↓

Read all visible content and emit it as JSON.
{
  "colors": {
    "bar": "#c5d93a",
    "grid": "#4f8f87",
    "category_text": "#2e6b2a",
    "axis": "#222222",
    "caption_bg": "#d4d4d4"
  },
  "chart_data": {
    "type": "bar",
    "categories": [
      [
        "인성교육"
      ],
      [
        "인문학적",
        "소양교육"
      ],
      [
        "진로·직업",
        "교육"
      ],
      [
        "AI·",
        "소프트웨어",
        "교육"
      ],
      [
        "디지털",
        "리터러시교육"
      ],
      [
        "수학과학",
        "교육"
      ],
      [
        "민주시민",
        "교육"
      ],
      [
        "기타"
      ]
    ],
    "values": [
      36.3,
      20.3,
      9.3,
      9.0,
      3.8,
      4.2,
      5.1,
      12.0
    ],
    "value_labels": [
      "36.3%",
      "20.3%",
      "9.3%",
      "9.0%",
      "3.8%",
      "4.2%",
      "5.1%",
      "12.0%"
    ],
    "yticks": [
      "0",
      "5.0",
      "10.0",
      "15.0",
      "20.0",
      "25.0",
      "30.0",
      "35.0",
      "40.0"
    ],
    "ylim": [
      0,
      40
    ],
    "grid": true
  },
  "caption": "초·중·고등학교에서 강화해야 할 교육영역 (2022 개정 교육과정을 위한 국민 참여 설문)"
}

↑

### WORK TO DO
Retype the records above exactly.

### TASK RESULT
Read all visible content and emit it as JSON.
{
  "colors": {
    "bar": "#c5d93a",
    "grid": "#4f8f87",
    "category_text": "#2e6b2a",
    "axis": "#222222",
    "caption_bg": "#d4d4d4"
  },
  "chart_data": {
    "type": "bar",
    "categories": [
      [
        "인성교육"
      ],
      [
        "인문학적",
        "소양교육"
      ],
      [
        "진로·직업",
        "교육"
      ],
      [
        "AI·",
        "소프트웨어",
        "교육"
      ],
      [
        "디지털",
        "리터러시교육"
      ],
      [
        "수학과학",
        "교육"
      ],
      [
        "민주시민",
        "교육"
      ],
      [
        "기타"
      ]
    ],
    "values": [
      36.3,
      20.3,
      9.3,
      9.0,
      3.8,
      4.2,
      5.1,
      12.0
    ],
    "value_labels": [
      "36.3%",
      "20.3%",
      "9.3%",
      "9.0%",
      "3.8%",
      "4.2%",
      "5.1%",
      "12.0%"
    ],
    "yticks": [
      "0",
      "5.0",
      "10.0",
      "15.0",
      "20.0",
      "25.0",
      "30.0",
      "35.0",
      "40.0"
    ],
    "ylim": [
      0,
      40
    ],
    "grid": true
  },
  "caption": "초·중·고등학교에서 강화해야 할 교육영역 (2022 개정 교육과정을 위한 국민 참여 설문)"
}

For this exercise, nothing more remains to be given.